>>
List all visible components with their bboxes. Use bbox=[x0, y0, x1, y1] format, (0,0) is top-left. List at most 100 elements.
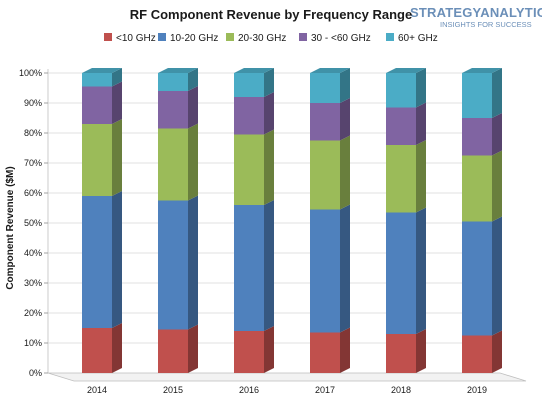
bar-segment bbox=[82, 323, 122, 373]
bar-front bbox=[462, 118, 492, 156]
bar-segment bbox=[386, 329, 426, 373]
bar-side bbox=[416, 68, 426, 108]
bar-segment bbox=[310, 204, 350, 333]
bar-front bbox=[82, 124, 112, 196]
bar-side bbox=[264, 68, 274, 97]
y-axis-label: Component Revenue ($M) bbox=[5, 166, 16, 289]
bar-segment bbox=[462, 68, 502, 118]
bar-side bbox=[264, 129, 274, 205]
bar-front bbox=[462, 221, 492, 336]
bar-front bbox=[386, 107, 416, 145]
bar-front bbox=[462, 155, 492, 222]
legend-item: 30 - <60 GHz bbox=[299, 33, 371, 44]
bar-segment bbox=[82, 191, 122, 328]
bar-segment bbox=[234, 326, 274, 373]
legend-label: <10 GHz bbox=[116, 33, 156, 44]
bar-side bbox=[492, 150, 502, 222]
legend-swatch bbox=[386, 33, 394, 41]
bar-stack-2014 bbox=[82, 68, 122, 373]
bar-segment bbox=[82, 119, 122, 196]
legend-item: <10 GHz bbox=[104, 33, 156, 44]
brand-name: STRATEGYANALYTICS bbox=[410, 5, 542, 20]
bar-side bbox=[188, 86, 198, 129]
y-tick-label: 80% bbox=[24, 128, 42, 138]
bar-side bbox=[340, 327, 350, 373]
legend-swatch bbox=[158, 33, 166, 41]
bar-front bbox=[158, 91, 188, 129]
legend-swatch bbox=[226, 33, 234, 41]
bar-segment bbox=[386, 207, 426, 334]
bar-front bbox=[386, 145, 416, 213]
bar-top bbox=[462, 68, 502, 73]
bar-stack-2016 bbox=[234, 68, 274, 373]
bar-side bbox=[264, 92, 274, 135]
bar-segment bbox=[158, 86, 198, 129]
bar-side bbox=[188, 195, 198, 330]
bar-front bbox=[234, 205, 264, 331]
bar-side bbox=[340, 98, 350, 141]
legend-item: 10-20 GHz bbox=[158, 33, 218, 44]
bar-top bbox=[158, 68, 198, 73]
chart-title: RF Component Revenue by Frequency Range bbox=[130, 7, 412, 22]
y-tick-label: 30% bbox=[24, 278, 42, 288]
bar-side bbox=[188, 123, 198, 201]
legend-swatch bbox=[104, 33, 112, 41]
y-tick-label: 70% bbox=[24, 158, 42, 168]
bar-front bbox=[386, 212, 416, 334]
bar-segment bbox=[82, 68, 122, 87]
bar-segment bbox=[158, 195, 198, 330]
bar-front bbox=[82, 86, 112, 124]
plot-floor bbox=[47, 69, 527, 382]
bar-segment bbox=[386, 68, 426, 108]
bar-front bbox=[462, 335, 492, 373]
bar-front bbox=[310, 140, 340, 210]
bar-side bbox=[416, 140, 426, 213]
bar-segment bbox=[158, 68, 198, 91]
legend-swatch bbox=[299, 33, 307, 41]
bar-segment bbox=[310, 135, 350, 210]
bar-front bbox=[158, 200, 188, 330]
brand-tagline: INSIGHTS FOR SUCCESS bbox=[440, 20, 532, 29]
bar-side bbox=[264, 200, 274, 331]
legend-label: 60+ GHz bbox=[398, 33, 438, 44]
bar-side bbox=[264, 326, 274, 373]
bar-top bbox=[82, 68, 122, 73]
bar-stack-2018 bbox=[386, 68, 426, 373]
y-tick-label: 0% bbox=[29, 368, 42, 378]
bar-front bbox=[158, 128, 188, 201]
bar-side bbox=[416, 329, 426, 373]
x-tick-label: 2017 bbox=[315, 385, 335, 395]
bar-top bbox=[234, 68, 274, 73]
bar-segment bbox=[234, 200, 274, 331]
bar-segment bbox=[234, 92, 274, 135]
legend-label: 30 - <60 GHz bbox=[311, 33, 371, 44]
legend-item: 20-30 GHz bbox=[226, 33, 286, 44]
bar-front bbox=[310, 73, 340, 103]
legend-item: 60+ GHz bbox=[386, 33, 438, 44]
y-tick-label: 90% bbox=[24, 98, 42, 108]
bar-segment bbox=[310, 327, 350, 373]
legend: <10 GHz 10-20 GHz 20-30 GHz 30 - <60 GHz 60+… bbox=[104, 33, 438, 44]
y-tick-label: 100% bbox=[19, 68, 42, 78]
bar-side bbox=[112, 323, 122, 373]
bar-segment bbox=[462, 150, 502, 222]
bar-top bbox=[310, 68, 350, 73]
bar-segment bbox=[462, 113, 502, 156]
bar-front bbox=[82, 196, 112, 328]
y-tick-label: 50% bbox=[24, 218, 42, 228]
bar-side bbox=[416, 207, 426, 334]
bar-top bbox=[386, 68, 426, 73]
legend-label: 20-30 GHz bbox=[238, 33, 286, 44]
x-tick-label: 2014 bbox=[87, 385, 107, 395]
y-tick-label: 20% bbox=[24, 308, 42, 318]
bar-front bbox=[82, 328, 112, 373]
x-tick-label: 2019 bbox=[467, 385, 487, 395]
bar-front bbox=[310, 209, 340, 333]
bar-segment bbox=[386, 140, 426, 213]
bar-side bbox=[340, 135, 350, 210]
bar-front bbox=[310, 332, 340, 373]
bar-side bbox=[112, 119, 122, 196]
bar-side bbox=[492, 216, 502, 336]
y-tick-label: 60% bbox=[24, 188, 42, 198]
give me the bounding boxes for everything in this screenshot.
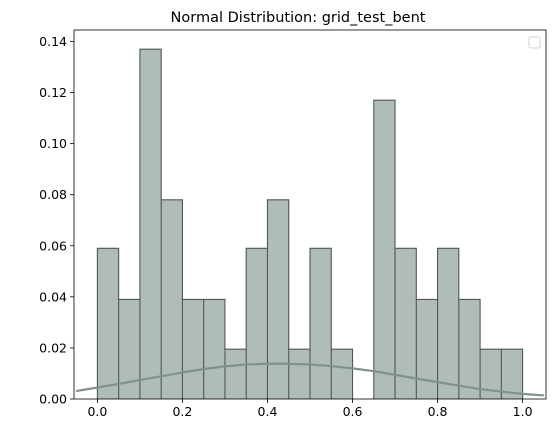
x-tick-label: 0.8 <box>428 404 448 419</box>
<<
• _Task brief_
Extract all the rows above word for word, leaving out the pictures.

• _Final result_
List all visible components with their bboxes. Use bbox=[x0, y0, x1, y1] format, (0,0) is top-left. List at most 100 elements.
bar-segment bbox=[82, 323, 122, 373]
bar-front bbox=[462, 118, 492, 156]
bar-segment bbox=[386, 329, 426, 373]
bar-side bbox=[416, 68, 426, 108]
bar-segment bbox=[310, 204, 350, 333]
bar-front bbox=[82, 124, 112, 196]
bar-side bbox=[264, 68, 274, 97]
y-axis-label: Component Revenue ($M) bbox=[5, 166, 16, 289]
bar-segment bbox=[462, 68, 502, 118]
bar-side bbox=[264, 129, 274, 205]
bar-front bbox=[462, 221, 492, 336]
bar-front bbox=[386, 107, 416, 145]
bar-front bbox=[462, 155, 492, 222]
legend-item: 30 - <60 GHz bbox=[299, 33, 371, 44]
bar-segment bbox=[82, 191, 122, 328]
bar-segment bbox=[234, 326, 274, 373]
legend-label: <10 GHz bbox=[116, 33, 156, 44]
bar-side bbox=[492, 150, 502, 222]
legend-swatch bbox=[386, 33, 394, 41]
bar-stack-2014 bbox=[82, 68, 122, 373]
bar-segment bbox=[82, 119, 122, 196]
legend-item: <10 GHz bbox=[104, 33, 156, 44]
brand-name: STRATEGYANALYTICS bbox=[410, 5, 542, 20]
bar-side bbox=[188, 86, 198, 129]
y-tick-label: 80% bbox=[24, 128, 42, 138]
bar-side bbox=[340, 327, 350, 373]
legend-swatch bbox=[158, 33, 166, 41]
bar-front bbox=[158, 91, 188, 129]
legend-swatch bbox=[226, 33, 234, 41]
bar-segment bbox=[386, 207, 426, 334]
bar-front bbox=[386, 145, 416, 213]
bar-top bbox=[462, 68, 502, 73]
bar-stack-2016 bbox=[234, 68, 274, 373]
bar-side bbox=[264, 92, 274, 135]
bar-segment bbox=[158, 86, 198, 129]
bar-side bbox=[188, 195, 198, 330]
bar-front bbox=[234, 205, 264, 331]
bar-side bbox=[340, 98, 350, 141]
legend-item: 10-20 GHz bbox=[158, 33, 218, 44]
bar-top bbox=[158, 68, 198, 73]
chart-title: RF Component Revenue by Frequency Range bbox=[130, 7, 412, 22]
y-tick-label: 30% bbox=[24, 278, 42, 288]
bar-side bbox=[188, 123, 198, 201]
legend-swatch bbox=[104, 33, 112, 41]
y-tick-label: 70% bbox=[24, 158, 42, 168]
bar-front bbox=[386, 212, 416, 334]
bar-segment bbox=[82, 68, 122, 87]
bar-segment bbox=[158, 195, 198, 330]
bar-front bbox=[82, 86, 112, 124]
plot-floor bbox=[47, 69, 527, 382]
bar-segment bbox=[386, 68, 426, 108]
bar-front bbox=[462, 335, 492, 373]
bar-front bbox=[310, 140, 340, 210]
bar-side bbox=[416, 140, 426, 213]
bar-segment bbox=[158, 68, 198, 91]
legend-swatch bbox=[299, 33, 307, 41]
bar-segment bbox=[310, 135, 350, 210]
bar-front bbox=[158, 200, 188, 330]
brand-tagline: INSIGHTS FOR SUCCESS bbox=[440, 20, 532, 29]
bar-side bbox=[264, 200, 274, 331]
legend-label: 60+ GHz bbox=[398, 33, 438, 44]
bar-side bbox=[264, 326, 274, 373]
bar-top bbox=[82, 68, 122, 73]
bar-stack-2018 bbox=[386, 68, 426, 373]
y-tick-label: 0% bbox=[29, 368, 42, 378]
bar-front bbox=[158, 128, 188, 201]
bar-side bbox=[416, 329, 426, 373]
x-tick-label: 2017 bbox=[315, 385, 335, 395]
bar-top bbox=[234, 68, 274, 73]
bar-segment bbox=[234, 200, 274, 331]
bar-segment bbox=[234, 92, 274, 135]
legend-label: 30 - <60 GHz bbox=[311, 33, 371, 44]
legend-item: 20-30 GHz bbox=[226, 33, 286, 44]
bar-front bbox=[310, 73, 340, 103]
legend-item: 60+ GHz bbox=[386, 33, 438, 44]
y-tick-label: 90% bbox=[24, 98, 42, 108]
bar-segment bbox=[310, 327, 350, 373]
legend: <10 GHz 10-20 GHz 20-30 GHz 30 - <60 GHz 60+… bbox=[104, 33, 438, 44]
y-tick-label: 100% bbox=[19, 68, 42, 78]
bar-side bbox=[112, 323, 122, 373]
bar-segment bbox=[462, 150, 502, 222]
bar-top bbox=[310, 68, 350, 73]
bar-segment bbox=[462, 113, 502, 156]
bar-front bbox=[82, 196, 112, 328]
y-tick-label: 50% bbox=[24, 218, 42, 228]
bar-side bbox=[416, 207, 426, 334]
bar-top bbox=[386, 68, 426, 73]
legend-label: 20-30 GHz bbox=[238, 33, 286, 44]
x-tick-label: 2014 bbox=[87, 385, 107, 395]
y-tick-label: 20% bbox=[24, 308, 42, 318]
bar-front bbox=[82, 328, 112, 373]
x-tick-label: 2019 bbox=[467, 385, 487, 395]
bar-front bbox=[310, 209, 340, 333]
bar-segment bbox=[386, 140, 426, 213]
bar-side bbox=[340, 135, 350, 210]
bar-front bbox=[310, 332, 340, 373]
bar-side bbox=[112, 119, 122, 196]
bar-side bbox=[492, 216, 502, 336]
y-tick-label: 60% bbox=[24, 188, 42, 198]
give me the bounding boxes for everything in this screenshot.
x-tick-label: 0.8 <box>428 404 448 419</box>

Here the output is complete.